# DIRECTION
Keep the pictures out of the copy and print all the entries below exactly.

──────────

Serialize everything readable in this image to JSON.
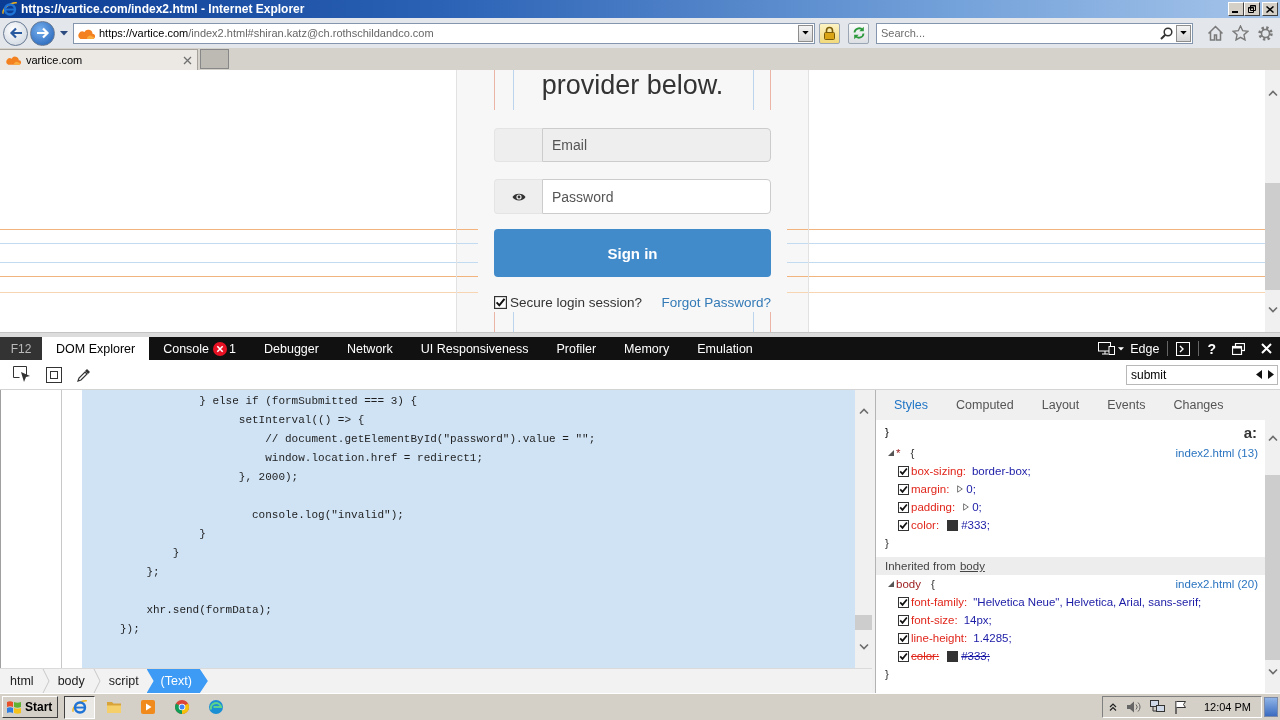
{
  "window": {
    "title": "https://vartice.com/index2.html - Internet Explorer"
  },
  "address_bar": {
    "url_host": "https://vartice.com",
    "url_path": "/index2.html#shiran.katz@ch.rothschildandco.com"
  },
  "search_box": {
    "placeholder": "Search..."
  },
  "tabs": [
    {
      "label": "vartice.com",
      "selected": true
    }
  ],
  "page": {
    "heading": "provider below.",
    "fields": [
      {
        "kind": "email",
        "placeholder": "Email",
        "disabled": true
      },
      {
        "kind": "password",
        "placeholder": "Password",
        "disabled": false
      }
    ],
    "submit_button": "Sign in",
    "secure_session": {
      "label": "Secure login session?",
      "checked": true
    },
    "forgot_link": "Forgot Password?"
  },
  "devtools": {
    "f12_label": "F12",
    "tabs": [
      {
        "label": "DOM Explorer",
        "selected": true
      },
      {
        "label": "Console",
        "selected": false,
        "error_count": "1"
      },
      {
        "label": "Debugger",
        "selected": false
      },
      {
        "label": "Network",
        "selected": false
      },
      {
        "label": "UI Responsiveness",
        "selected": false
      },
      {
        "label": "Profiler",
        "selected": false
      },
      {
        "label": "Memory",
        "selected": false
      },
      {
        "label": "Emulation",
        "selected": false
      }
    ],
    "document_mode": "Edge",
    "help_button": "?",
    "find": {
      "value": "submit"
    },
    "code_blocks": [
      [
        "            } else if (formSubmitted === 3) {",
        "                  setInterval(() => {",
        "                      // document.getElementById(\"password\").value = \"\";",
        "                      window.location.href = redirect1;",
        "                  }, 2000);"
      ],
      [
        "                    console.log(\"invalid\");",
        "            }",
        "        }",
        "    };"
      ],
      [
        "    xhr.send(formData);",
        "});"
      ]
    ],
    "breadcrumb": [
      {
        "label": "html",
        "selected": false
      },
      {
        "label": "body",
        "selected": false
      },
      {
        "label": "script",
        "selected": false
      },
      {
        "label": "(Text)",
        "selected": true
      }
    ],
    "panel_tabs": [
      {
        "label": "Styles",
        "selected": true
      },
      {
        "label": "Computed",
        "selected": false
      },
      {
        "label": "Layout",
        "selected": false
      },
      {
        "label": "Events",
        "selected": false
      },
      {
        "label": "Changes",
        "selected": false
      }
    ],
    "styles": {
      "leading_brace": "}",
      "pseudo_toggle": "a:",
      "sections": [
        {
          "kind": "rule",
          "selector": "*",
          "open_brace": "{",
          "source": "index2.html (13)",
          "expanded": true,
          "properties": [
            {
              "kind": "plain",
              "name": "box-sizing:",
              "value": "border-box;",
              "checked": true,
              "overridden": false
            },
            {
              "kind": "shorthand",
              "name": "margin:",
              "value": "0;",
              "checked": true,
              "overridden": false
            },
            {
              "kind": "shorthand",
              "name": "padding:",
              "value": "0;",
              "checked": true,
              "overridden": false
            },
            {
              "kind": "color",
              "name": "color:",
              "color": "#333333",
              "value": "#333;",
              "checked": true,
              "overridden": false
            }
          ],
          "close_brace": "}"
        },
        {
          "kind": "inherited",
          "label": "Inherited from",
          "source": "body"
        },
        {
          "kind": "rule",
          "selector": "body",
          "open_brace": "{",
          "source": "index2.html (20)",
          "expanded": true,
          "properties": [
            {
              "kind": "plain",
              "name": "font-family:",
              "value": "\"Helvetica Neue\", Helvetica, Arial, sans-serif;",
              "checked": true,
              "overridden": false
            },
            {
              "kind": "plain",
              "name": "font-size:",
              "value": "14px;",
              "checked": true,
              "overridden": false
            },
            {
              "kind": "plain",
              "name": "line-height:",
              "value": "1.4285;",
              "checked": true,
              "overridden": false
            },
            {
              "kind": "color",
              "name": "color:",
              "color": "#333333",
              "value": "#333;",
              "checked": true,
              "overridden": true
            }
          ],
          "close_brace": "}"
        }
      ]
    }
  },
  "taskbar": {
    "start": "Start",
    "clock": "12:04 PM"
  }
}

──────────

# RESULT FOR THIS EXERCISE
Serialize everything readable in this image to JSON.
{
  "window": {
    "title": "https://vartice.com/index2.html - Internet Explorer"
  },
  "address_bar": {
    "url_host": "https://vartice.com",
    "url_path": "/index2.html#shiran.katz@ch.rothschildandco.com"
  },
  "search_box": {
    "placeholder": "Search..."
  },
  "tabs": [
    {
      "label": "vartice.com",
      "selected": true
    }
  ],
  "page": {
    "heading": "provider below.",
    "fields": [
      {
        "kind": "email",
        "placeholder": "Email",
        "disabled": true
      },
      {
        "kind": "password",
        "placeholder": "Password",
        "disabled": false
      }
    ],
    "submit_button": "Sign in",
    "secure_session": {
      "label": "Secure login session?",
      "checked": true
    },
    "forgot_link": "Forgot Password?"
  },
  "devtools": {
    "f12_label": "F12",
    "tabs": [
      {
        "label": "DOM Explorer",
        "selected": true
      },
      {
        "label": "Console",
        "selected": false,
        "error_count": "1"
      },
      {
        "label": "Debugger",
        "selected": false
      },
      {
        "label": "Network",
        "selected": false
      },
      {
        "label": "UI Responsiveness",
        "selected": false
      },
      {
        "label": "Profiler",
        "selected": false
      },
      {
        "label": "Memory",
        "selected": false
      },
      {
        "label": "Emulation",
        "selected": false
      }
    ],
    "document_mode": "Edge",
    "help_button": "?",
    "find": {
      "value": "submit"
    },
    "code_blocks": [
      [
        "            } else if (formSubmitted === 3) {",
        "                  setInterval(() => {",
        "                      // document.getElementById(\"password\").value = \"\";",
        "                      window.location.href = redirect1;",
        "                  }, 2000);"
      ],
      [
        "                    console.log(\"invalid\");",
        "            }",
        "        }",
        "    };"
      ],
      [
        "    xhr.send(formData);",
        "});"
      ]
    ],
    "breadcrumb": [
      {
        "label": "html",
        "selected": false
      },
      {
        "label": "body",
        "selected": false
      },
      {
        "label": "script",
        "selected": false
      },
      {
        "label": "(Text)",
        "selected": true
      }
    ],
    "panel_tabs": [
      {
        "label": "Styles",
        "selected": true
      },
      {
        "label": "Computed",
        "selected": false
      },
      {
        "label": "Layout",
        "selected": false
      },
      {
        "label": "Events",
        "selected": false
      },
      {
        "label": "Changes",
        "selected": false
      }
    ],
    "styles": {
      "leading_brace": "}",
      "pseudo_toggle": "a:",
      "sections": [
        {
          "kind": "rule",
          "selector": "*",
          "open_brace": "{",
          "source": "index2.html (13)",
          "expanded": true,
          "properties": [
            {
              "kind": "plain",
              "name": "box-sizing:",
              "value": "border-box;",
              "checked": true,
              "overridden": false
            },
            {
              "kind": "shorthand",
              "name": "margin:",
              "value": "0;",
              "checked": true,
              "overridden": false
            },
            {
              "kind": "shorthand",
              "name": "padding:",
              "value": "0;",
              "checked": true,
              "overridden": false
            },
            {
              "kind": "color",
              "name": "color:",
              "color": "#333333",
              "value": "#333;",
              "checked": true,
              "overridden": false
            }
          ],
          "close_brace": "}"
        },
        {
          "kind": "inherited",
          "label": "Inherited from",
          "source": "body"
        },
        {
          "kind": "rule",
          "selector": "body",
          "open_brace": "{",
          "source": "index2.html (20)",
          "expanded": true,
          "properties": [
            {
              "kind": "plain",
              "name": "font-family:",
              "value": "\"Helvetica Neue\", Helvetica, Arial, sans-serif;",
              "checked": true,
              "overridden": false
            },
            {
              "kind": "plain",
              "name": "font-size:",
              "value": "14px;",
              "checked": true,
              "overridden": false
            },
            {
              "kind": "plain",
              "name": "line-height:",
              "value": "1.4285;",
              "checked": true,
              "overridden": false
            },
            {
              "kind": "color",
              "name": "color:",
              "color": "#333333",
              "value": "#333;",
              "checked": true,
              "overridden": true
            }
          ],
          "close_brace": "}"
        }
      ]
    }
  },
  "taskbar": {
    "start": "Start",
    "clock": "12:04 PM"
  }
}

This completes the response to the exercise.